## PROBLEM DESCRIPTION:
Write the data out again in full, with no departure from the original.

====== DATA TO USE

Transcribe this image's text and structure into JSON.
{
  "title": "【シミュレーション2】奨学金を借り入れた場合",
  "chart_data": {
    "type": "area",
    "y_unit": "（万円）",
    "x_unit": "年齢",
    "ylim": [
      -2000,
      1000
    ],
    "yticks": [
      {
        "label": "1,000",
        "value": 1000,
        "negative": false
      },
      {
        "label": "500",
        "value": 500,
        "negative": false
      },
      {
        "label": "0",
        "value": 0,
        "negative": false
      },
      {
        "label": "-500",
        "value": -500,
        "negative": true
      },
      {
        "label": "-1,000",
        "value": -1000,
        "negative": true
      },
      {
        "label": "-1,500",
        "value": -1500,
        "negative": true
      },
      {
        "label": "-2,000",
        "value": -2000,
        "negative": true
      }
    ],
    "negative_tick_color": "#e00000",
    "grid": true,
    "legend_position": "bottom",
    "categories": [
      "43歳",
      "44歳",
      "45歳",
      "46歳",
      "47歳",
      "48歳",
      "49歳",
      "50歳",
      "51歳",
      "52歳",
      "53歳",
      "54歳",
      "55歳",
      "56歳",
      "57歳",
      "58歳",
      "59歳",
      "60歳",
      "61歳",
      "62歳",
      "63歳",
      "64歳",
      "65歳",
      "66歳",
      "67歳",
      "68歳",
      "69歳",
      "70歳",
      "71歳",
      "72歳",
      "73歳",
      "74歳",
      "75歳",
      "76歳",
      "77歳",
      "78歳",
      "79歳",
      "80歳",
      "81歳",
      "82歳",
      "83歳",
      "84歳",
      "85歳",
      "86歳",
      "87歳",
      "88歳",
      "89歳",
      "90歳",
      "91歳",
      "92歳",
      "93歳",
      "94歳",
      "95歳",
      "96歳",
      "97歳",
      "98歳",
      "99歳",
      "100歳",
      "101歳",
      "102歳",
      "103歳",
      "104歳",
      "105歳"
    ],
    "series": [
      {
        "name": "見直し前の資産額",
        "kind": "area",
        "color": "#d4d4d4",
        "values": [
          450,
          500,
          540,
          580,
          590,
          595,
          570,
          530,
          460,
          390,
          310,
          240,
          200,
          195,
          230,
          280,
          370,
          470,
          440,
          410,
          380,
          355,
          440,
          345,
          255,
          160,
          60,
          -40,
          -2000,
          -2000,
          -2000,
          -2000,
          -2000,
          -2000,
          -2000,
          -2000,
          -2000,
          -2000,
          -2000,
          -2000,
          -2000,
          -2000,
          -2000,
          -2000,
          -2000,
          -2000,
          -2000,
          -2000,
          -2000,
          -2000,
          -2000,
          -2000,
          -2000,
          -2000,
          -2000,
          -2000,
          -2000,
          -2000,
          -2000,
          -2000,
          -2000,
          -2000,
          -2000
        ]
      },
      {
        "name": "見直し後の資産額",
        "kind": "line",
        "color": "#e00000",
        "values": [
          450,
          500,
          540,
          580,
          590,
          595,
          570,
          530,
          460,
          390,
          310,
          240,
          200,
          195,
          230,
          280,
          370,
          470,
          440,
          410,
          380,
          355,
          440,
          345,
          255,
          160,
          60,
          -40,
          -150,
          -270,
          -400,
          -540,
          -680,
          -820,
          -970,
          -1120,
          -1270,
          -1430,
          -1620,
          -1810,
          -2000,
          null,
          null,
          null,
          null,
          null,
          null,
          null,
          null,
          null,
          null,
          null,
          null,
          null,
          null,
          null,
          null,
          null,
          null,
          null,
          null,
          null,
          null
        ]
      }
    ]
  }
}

============

## THE SOLUTION:
Transcribe this image's text and structure into JSON.
{
  "title": "【シミュレーション2】奨学金を借り入れた場合",
  "chart_data": {
    "type": "area",
    "y_unit": "（万円）",
    "x_unit": "年齢",
    "ylim": [
      -2000,
      1000
    ],
    "yticks": [
      {
        "label": "1,000",
        "value": 1000,
        "negative": false
      },
      {
        "label": "500",
        "value": 500,
        "negative": false
      },
      {
        "label": "0",
        "value": 0,
        "negative": false
      },
      {
        "label": "-500",
        "value": -500,
        "negative": true
      },
      {
        "label": "-1,000",
        "value": -1000,
        "negative": true
      },
      {
        "label": "-1,500",
        "value": -1500,
        "negative": true
      },
      {
        "label": "-2,000",
        "value": -2000,
        "negative": true
      }
    ],
    "negative_tick_color": "#e00000",
    "grid": true,
    "legend_position": "bottom",
    "categories": [
      "43歳",
      "44歳",
      "45歳",
      "46歳",
      "47歳",
      "48歳",
      "49歳",
      "50歳",
      "51歳",
      "52歳",
      "53歳",
      "54歳",
      "55歳",
      "56歳",
      "57歳",
      "58歳",
      "59歳",
      "60歳",
      "61歳",
      "62歳",
      "63歳",
      "64歳",
      "65歳",
      "66歳",
      "67歳",
      "68歳",
      "69歳",
      "70歳",
      "71歳",
      "72歳",
      "73歳",
      "74歳",
      "75歳",
      "76歳",
      "77歳",
      "78歳",
      "79歳",
      "80歳",
      "81歳",
      "82歳",
      "83歳",
      "84歳",
      "85歳",
      "86歳",
      "87歳",
      "88歳",
      "89歳",
      "90歳",
      "91歳",
      "92歳",
      "93歳",
      "94歳",
      "95歳",
      "96歳",
      "97歳",
      "98歳",
      "99歳",
      "100歳",
      "101歳",
      "102歳",
      "103歳",
      "104歳",
      "105歳"
    ],
    "series": [
      {
        "name": "見直し前の資産額",
        "kind": "area",
        "color": "#d4d4d4",
        "values": [
          450,
          500,
          540,
          580,
          590,
          595,
          570,
          530,
          460,
          390,
          310,
          240,
          200,
          195,
          230,
          280,
          370,
          470,
          440,
          410,
          380,
          355,
          440,
          345,
          255,
          160,
          60,
          -40,
          -2000,
          -2000,
          -2000,
          -2000,
          -2000,
          -2000,
          -2000,
          -2000,
          -2000,
          -2000,
          -2000,
          -2000,
          -2000,
          -2000,
          -2000,
          -2000,
          -2000,
          -2000,
          -2000,
          -2000,
          -2000,
          -2000,
          -2000,
          -2000,
          -2000,
          -2000,
          -2000,
          -2000,
          -2000,
          -2000,
          -2000,
          -2000,
          -2000,
          -2000,
          -2000
        ]
      },
      {
        "name": "見直し後の資産額",
        "kind": "line",
        "color": "#e00000",
        "values": [
          450,
          500,
          540,
          580,
          590,
          595,
          570,
          530,
          460,
          390,
          310,
          240,
          200,
          195,
          230,
          280,
          370,
          470,
          440,
          410,
          380,
          355,
          440,
          345,
          255,
          160,
          60,
          -40,
          -150,
          -270,
          -400,
          -540,
          -680,
          -820,
          -970,
          -1120,
          -1270,
          -1430,
          -1620,
          -1810,
          -2000,
          null,
          null,
          null,
          null,
          null,
          null,
          null,
          null,
          null,
          null,
          null,
          null,
          null,
          null,
          null,
          null,
          null,
          null,
          null,
          null,
          null,
          null
        ]
      }
    ]
  }
}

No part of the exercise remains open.